__Your objective__
Tally every line of the material that includes "Extract", then give the tally and nothing else.

__The records__
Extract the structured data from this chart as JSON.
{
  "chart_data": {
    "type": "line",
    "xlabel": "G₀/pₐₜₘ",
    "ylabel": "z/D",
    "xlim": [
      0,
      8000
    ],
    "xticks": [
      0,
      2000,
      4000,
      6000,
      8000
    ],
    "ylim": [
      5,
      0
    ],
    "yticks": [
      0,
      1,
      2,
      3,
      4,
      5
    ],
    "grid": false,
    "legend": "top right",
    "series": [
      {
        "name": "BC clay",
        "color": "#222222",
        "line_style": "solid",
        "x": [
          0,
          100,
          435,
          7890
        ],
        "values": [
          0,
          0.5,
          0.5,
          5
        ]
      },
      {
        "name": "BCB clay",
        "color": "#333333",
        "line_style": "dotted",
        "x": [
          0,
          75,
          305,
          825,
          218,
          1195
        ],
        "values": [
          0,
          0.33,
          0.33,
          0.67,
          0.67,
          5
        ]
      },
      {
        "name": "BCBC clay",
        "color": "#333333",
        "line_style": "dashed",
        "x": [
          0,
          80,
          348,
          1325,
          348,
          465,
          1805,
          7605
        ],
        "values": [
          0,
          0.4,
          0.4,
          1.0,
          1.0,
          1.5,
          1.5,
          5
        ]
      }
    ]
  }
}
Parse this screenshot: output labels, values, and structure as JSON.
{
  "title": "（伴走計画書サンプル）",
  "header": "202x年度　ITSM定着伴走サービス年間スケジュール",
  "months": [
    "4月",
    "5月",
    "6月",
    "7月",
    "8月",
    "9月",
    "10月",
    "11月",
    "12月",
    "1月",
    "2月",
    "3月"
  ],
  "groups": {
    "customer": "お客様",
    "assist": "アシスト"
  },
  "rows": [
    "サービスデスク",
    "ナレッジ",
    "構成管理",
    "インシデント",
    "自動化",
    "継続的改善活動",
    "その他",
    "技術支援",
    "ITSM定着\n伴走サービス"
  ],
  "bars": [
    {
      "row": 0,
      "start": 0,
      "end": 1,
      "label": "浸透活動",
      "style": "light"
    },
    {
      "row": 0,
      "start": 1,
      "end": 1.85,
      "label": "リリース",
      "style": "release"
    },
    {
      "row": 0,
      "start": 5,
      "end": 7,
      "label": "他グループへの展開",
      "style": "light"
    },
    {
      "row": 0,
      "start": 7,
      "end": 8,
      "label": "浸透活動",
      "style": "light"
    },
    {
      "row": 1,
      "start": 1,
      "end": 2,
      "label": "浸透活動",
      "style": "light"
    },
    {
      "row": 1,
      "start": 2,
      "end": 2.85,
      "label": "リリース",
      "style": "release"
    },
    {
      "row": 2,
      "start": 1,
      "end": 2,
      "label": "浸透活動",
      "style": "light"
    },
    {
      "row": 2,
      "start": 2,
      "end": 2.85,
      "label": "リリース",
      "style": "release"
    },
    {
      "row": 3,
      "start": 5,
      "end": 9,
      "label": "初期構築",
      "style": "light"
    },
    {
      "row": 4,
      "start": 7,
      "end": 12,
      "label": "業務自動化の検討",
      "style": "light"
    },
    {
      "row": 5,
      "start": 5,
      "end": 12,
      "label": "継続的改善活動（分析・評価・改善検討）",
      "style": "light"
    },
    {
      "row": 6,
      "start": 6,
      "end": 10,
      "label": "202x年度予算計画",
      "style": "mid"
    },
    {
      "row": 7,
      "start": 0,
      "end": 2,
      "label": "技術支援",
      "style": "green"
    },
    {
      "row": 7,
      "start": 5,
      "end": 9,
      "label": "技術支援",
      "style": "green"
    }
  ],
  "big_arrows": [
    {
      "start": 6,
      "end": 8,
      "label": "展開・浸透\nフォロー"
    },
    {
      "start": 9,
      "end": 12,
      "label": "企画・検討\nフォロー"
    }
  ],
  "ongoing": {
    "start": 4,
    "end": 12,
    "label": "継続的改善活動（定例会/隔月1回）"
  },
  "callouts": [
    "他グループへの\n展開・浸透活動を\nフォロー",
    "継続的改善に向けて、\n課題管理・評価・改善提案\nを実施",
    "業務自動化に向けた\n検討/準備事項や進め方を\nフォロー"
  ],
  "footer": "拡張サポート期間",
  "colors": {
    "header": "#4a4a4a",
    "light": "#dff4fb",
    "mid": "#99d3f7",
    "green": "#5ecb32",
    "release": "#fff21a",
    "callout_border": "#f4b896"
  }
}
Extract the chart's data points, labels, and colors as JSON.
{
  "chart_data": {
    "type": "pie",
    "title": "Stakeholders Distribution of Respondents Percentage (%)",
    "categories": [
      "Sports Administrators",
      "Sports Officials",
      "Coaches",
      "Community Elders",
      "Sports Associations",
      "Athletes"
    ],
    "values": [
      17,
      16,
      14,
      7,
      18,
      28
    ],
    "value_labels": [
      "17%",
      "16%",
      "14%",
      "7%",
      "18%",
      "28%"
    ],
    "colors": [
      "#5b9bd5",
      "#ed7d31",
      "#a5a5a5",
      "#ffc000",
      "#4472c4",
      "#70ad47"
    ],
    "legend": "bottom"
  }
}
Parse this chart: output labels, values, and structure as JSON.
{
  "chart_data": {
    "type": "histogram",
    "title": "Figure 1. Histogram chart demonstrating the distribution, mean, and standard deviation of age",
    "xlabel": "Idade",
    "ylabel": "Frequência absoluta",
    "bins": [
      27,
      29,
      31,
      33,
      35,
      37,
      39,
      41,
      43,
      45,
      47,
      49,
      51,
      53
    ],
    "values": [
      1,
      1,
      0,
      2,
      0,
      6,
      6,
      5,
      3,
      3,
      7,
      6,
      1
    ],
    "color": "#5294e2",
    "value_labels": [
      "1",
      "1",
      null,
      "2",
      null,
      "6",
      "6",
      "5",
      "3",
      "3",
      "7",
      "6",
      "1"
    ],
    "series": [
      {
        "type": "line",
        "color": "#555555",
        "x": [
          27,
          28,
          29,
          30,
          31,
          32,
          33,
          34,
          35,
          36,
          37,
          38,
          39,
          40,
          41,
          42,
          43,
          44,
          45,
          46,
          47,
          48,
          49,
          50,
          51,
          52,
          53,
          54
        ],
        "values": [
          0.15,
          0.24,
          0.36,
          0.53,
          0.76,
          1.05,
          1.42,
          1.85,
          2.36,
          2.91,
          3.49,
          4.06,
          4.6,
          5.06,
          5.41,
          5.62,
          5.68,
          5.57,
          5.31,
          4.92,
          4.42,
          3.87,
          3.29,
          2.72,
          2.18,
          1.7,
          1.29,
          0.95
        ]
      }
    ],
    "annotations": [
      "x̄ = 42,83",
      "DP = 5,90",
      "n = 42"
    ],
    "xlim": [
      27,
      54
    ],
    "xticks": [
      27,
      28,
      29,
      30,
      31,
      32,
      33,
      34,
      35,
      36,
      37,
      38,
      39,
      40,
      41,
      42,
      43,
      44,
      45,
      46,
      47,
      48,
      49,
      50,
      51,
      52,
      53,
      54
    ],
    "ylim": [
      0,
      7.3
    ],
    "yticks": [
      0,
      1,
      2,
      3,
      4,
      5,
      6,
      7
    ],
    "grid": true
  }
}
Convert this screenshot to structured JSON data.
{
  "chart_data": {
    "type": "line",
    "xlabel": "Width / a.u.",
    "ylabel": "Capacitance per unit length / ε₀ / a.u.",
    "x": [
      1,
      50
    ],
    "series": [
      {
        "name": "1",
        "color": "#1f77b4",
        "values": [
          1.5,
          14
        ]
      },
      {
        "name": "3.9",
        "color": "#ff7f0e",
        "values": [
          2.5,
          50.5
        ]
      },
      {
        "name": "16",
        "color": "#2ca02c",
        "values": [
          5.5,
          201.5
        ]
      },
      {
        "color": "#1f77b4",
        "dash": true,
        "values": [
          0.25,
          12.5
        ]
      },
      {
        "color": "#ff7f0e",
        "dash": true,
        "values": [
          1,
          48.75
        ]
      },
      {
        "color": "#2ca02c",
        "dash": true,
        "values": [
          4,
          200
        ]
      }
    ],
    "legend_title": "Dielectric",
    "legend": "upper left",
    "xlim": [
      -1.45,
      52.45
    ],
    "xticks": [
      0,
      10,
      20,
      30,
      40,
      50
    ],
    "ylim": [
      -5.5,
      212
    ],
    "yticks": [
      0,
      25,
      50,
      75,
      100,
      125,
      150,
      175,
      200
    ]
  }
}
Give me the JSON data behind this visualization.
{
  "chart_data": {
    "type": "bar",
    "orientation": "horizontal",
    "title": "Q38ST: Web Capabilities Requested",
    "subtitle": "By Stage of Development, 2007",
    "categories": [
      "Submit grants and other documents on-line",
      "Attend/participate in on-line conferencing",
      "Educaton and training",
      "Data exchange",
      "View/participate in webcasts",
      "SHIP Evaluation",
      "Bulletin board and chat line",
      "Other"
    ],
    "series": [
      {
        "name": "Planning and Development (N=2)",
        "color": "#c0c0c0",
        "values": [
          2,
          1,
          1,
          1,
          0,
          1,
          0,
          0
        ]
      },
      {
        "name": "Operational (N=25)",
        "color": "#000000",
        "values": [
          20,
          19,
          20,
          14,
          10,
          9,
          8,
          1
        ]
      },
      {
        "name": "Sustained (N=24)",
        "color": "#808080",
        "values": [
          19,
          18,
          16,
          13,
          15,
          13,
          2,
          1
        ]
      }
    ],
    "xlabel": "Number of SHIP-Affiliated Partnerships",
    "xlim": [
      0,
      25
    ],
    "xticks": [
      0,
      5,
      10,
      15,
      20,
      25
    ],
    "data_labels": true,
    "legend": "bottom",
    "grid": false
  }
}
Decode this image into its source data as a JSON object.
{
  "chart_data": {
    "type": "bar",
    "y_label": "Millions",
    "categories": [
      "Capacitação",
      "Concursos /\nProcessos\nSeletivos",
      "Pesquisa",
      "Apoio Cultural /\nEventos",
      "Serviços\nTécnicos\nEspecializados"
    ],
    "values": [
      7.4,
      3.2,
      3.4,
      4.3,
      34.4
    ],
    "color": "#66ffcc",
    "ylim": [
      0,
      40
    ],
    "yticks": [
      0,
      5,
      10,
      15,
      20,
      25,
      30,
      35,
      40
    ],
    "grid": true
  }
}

__Reply to the task__
2